_REQUIRED TASK_
Copy every entry exactly as given, minus the images.

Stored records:
start
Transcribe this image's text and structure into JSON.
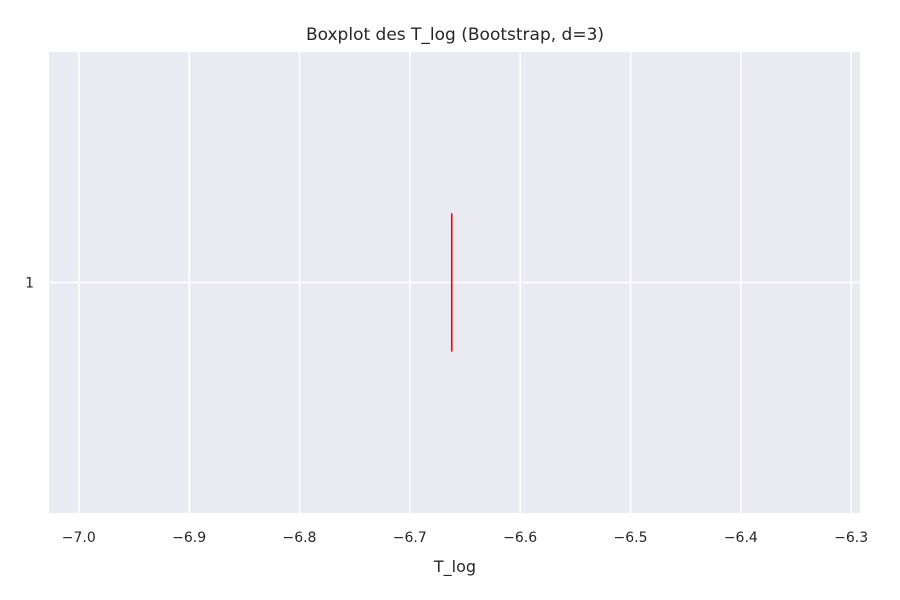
{
  "chart_data": {
    "type": "boxplot",
    "orientation": "horizontal",
    "title": "Boxplot des T_log (Bootstrap, d=3)",
    "xlabel": "T_log",
    "ylabel": "",
    "xlim": [
      -7.027,
      -6.292
    ],
    "x_ticks": [
      -7.0,
      -6.9,
      -6.8,
      -6.7,
      -6.6,
      -6.5,
      -6.4,
      -6.3
    ],
    "x_tick_labels": [
      "−7.0",
      "−6.9",
      "−6.8",
      "−6.7",
      "−6.6",
      "−6.5",
      "−6.4",
      "−6.3"
    ],
    "categories": [
      "1"
    ],
    "series": [
      {
        "category": "1",
        "median": -6.662,
        "q1": -6.662,
        "q3": -6.662,
        "whisker_low": -6.662,
        "whisker_high": -6.662
      }
    ],
    "grid": true,
    "colors": {
      "background": "#eaeaf2",
      "grid": "#ffffff",
      "median": "#ff0000"
    }
  }
}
end
_TASK OUTPUT_
Transcribe this image's text and structure into JSON.
{
  "chart_data": {
    "type": "boxplot",
    "orientation": "horizontal",
    "title": "Boxplot des T_log (Bootstrap, d=3)",
    "xlabel": "T_log",
    "ylabel": "",
    "xlim": [
      -7.027,
      -6.292
    ],
    "x_ticks": [
      -7.0,
      -6.9,
      -6.8,
      -6.7,
      -6.6,
      -6.5,
      -6.4,
      -6.3
    ],
    "x_tick_labels": [
      "−7.0",
      "−6.9",
      "−6.8",
      "−6.7",
      "−6.6",
      "−6.5",
      "−6.4",
      "−6.3"
    ],
    "categories": [
      "1"
    ],
    "series": [
      {
        "category": "1",
        "median": -6.662,
        "q1": -6.662,
        "q3": -6.662,
        "whisker_low": -6.662,
        "whisker_high": -6.662
      }
    ],
    "grid": true,
    "colors": {
      "background": "#eaeaf2",
      "grid": "#ffffff",
      "median": "#ff0000"
    }
  }
}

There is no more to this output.